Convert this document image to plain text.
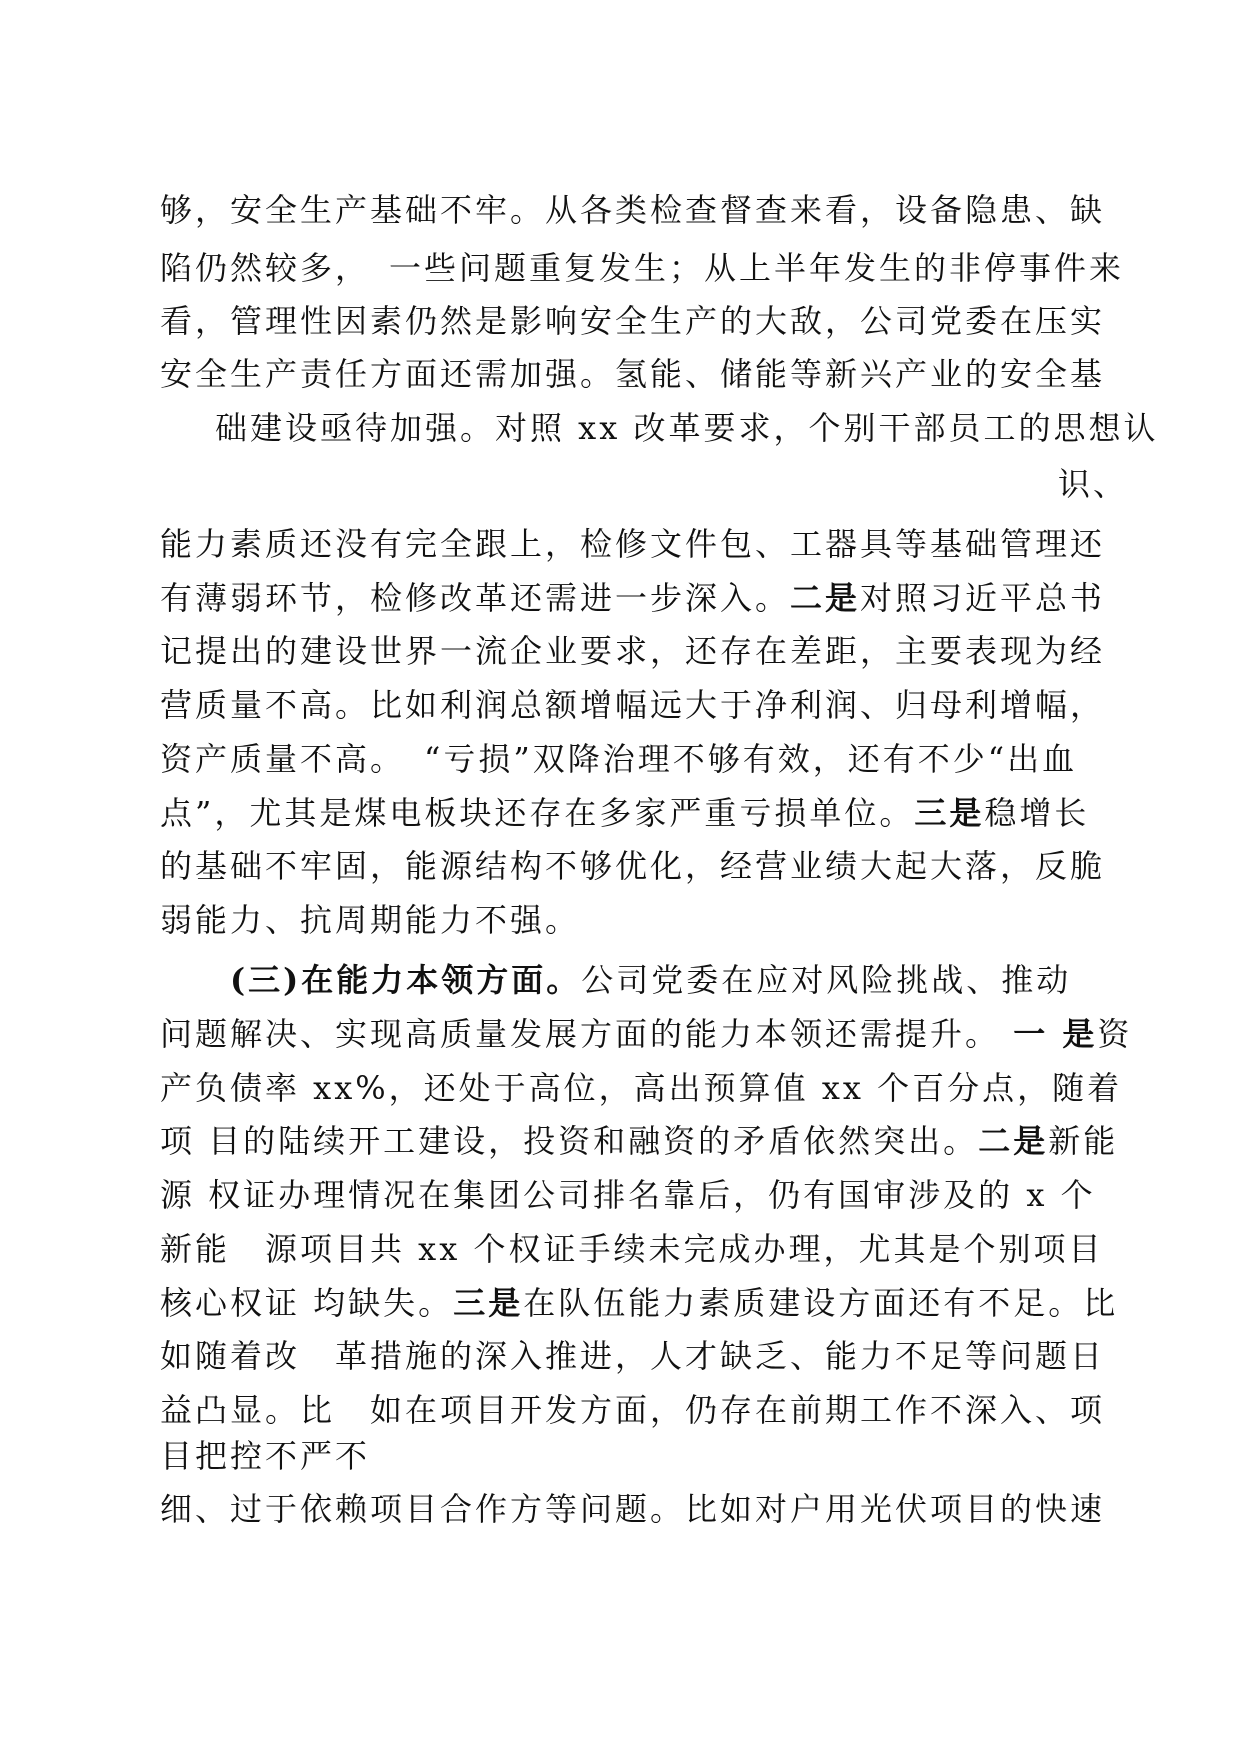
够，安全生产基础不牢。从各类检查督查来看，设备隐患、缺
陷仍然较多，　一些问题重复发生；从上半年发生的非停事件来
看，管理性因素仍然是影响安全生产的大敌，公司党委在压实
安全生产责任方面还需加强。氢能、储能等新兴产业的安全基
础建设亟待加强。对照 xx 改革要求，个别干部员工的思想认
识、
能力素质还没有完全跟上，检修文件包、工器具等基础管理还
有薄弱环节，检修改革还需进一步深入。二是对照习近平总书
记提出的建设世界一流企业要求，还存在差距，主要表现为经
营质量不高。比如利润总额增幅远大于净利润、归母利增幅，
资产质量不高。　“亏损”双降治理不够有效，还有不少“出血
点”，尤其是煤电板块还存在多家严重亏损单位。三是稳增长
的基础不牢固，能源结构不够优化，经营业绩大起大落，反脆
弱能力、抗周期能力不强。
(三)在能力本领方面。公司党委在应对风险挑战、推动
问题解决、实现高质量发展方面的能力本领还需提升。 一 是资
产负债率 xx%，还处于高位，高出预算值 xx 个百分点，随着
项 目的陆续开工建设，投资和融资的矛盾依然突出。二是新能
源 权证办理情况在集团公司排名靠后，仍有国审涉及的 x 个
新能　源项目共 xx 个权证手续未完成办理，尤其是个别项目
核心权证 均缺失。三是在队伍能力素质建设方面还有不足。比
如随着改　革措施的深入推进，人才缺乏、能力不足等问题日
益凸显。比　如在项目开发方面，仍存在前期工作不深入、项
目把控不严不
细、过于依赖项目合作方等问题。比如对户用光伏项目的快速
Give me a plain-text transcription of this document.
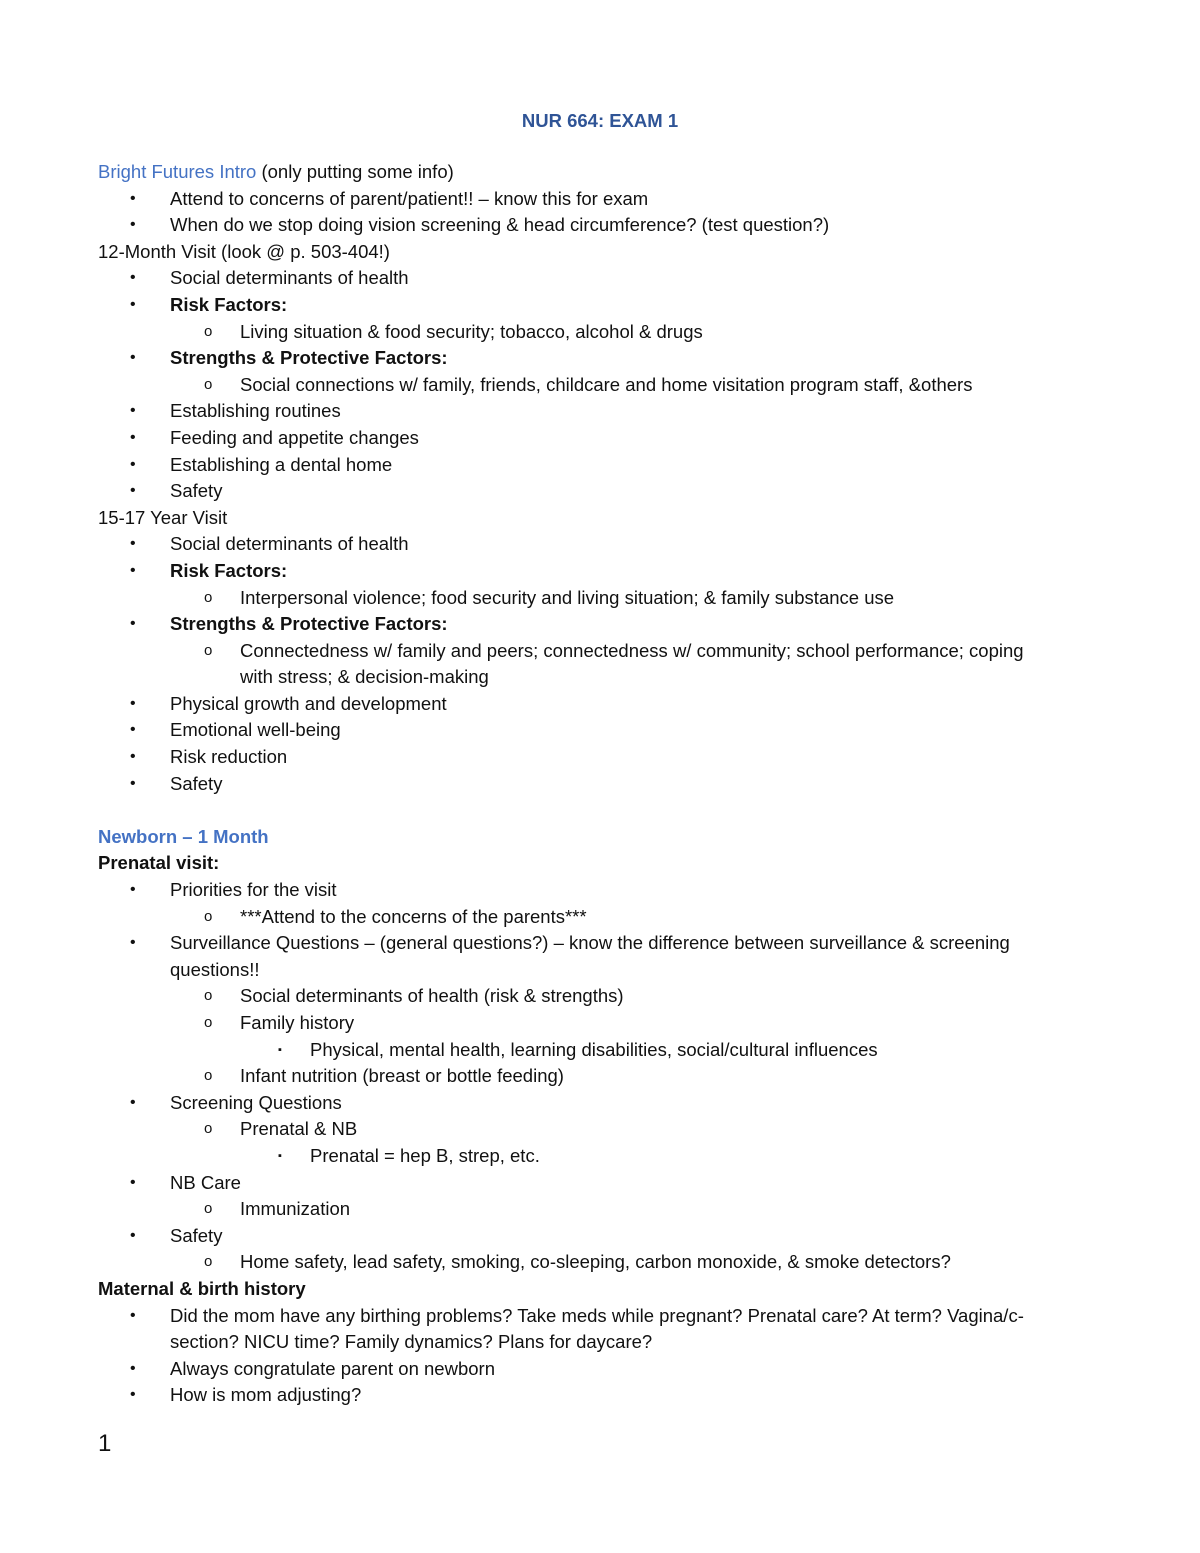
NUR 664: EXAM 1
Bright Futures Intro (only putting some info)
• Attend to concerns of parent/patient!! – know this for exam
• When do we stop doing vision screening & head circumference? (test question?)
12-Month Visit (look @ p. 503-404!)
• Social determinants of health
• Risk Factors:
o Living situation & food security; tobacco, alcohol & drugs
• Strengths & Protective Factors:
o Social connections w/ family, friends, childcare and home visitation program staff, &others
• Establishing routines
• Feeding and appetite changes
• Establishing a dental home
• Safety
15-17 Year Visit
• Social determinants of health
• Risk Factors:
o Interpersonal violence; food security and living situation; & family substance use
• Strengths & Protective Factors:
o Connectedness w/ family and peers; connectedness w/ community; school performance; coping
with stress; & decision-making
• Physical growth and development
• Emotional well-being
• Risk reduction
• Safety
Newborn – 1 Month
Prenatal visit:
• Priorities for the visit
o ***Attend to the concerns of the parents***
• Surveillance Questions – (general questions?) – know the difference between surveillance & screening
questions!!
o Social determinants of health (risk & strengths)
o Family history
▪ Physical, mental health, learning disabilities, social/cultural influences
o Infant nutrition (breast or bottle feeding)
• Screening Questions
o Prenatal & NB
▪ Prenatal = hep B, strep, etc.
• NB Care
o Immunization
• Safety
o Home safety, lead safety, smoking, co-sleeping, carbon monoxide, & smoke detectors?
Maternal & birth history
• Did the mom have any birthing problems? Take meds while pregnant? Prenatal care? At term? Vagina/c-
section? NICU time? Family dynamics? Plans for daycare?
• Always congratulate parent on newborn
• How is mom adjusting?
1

┄┄┄┄┄┄

All of the entries above should be duplicated exactly, except for the pictures.

Convert this document image to plain text.
够，安全生产基础不牢。从各类检查督查来看，设备隐患、缺
陷仍然较多，　一些问题重复发生；从上半年发生的非停事件来
看，管理性因素仍然是影响安全生产的大敌，公司党委在压实
安全生产责任方面还需加强。氢能、储能等新兴产业的安全基
础建设亟待加强。对照 xx 改革要求，个别干部员工的思想认
识、
能力素质还没有完全跟上，检修文件包、工器具等基础管理还
有薄弱环节，检修改革还需进一步深入。二是对照习近平总书
记提出的建设世界一流企业要求，还存在差距，主要表现为经
营质量不高。比如利润总额增幅远大于净利润、归母利增幅，
资产质量不高。　“亏损”双降治理不够有效，还有不少“出血
点”，尤其是煤电板块还存在多家严重亏损单位。三是稳增长
的基础不牢固，能源结构不够优化，经营业绩大起大落，反脆
弱能力、抗周期能力不强。
(三)在能力本领方面。公司党委在应对风险挑战、推动
问题解决、实现高质量发展方面的能力本领还需提升。 一 是资
产负债率 xx%，还处于高位，高出预算值 xx 个百分点，随着
项 目的陆续开工建设，投资和融资的矛盾依然突出。二是新能
源 权证办理情况在集团公司排名靠后，仍有国审涉及的 x 个
新能　源项目共 xx 个权证手续未完成办理，尤其是个别项目
核心权证 均缺失。三是在队伍能力素质建设方面还有不足。比
如随着改　革措施的深入推进，人才缺乏、能力不足等问题日
益凸显。比　如在项目开发方面，仍存在前期工作不深入、项
目把控不严不
细、过于依赖项目合作方等问题。比如对户用光伏项目的快速
Give me a plain-text transcription of this document.
NUR 664: EXAM 1
Bright Futures Intro (only putting some info)
• Attend to concerns of parent/patient!! – know this for exam
• When do we stop doing vision screening & head circumference? (test question?)
12-Month Visit (look @ p. 503-404!)
• Social determinants of health
• Risk Factors:
o Living situation & food security; tobacco, alcohol & drugs
• Strengths & Protective Factors:
o Social connections w/ family, friends, childcare and home visitation program staff, &others
• Establishing routines
• Feeding and appetite changes
• Establishing a dental home
• Safety
15-17 Year Visit
• Social determinants of health
• Risk Factors:
o Interpersonal violence; food security and living situation; & family substance use
• Strengths & Protective Factors:
o Connectedness w/ family and peers; connectedness w/ community; school performance; coping
with stress; & decision-making
• Physical growth and development
• Emotional well-being
• Risk reduction
• Safety
Newborn – 1 Month
Prenatal visit:
• Priorities for the visit
o ***Attend to the concerns of the parents***
• Surveillance Questions – (general questions?) – know the difference between surveillance & screening
questions!!
o Social determinants of health (risk & strengths)
o Family history
▪ Physical, mental health, learning disabilities, social/cultural influences
o Infant nutrition (breast or bottle feeding)
• Screening Questions
o Prenatal & NB
▪ Prenatal = hep B, strep, etc.
• NB Care
o Immunization
• Safety
o Home safety, lead safety, smoking, co-sleeping, carbon monoxide, & smoke detectors?
Maternal & birth history
• Did the mom have any birthing problems? Take meds while pregnant? Prenatal care? At term? Vagina/c-
section? NICU time? Family dynamics? Plans for daycare?
• Always congratulate parent on newborn
• How is mom adjusting?
1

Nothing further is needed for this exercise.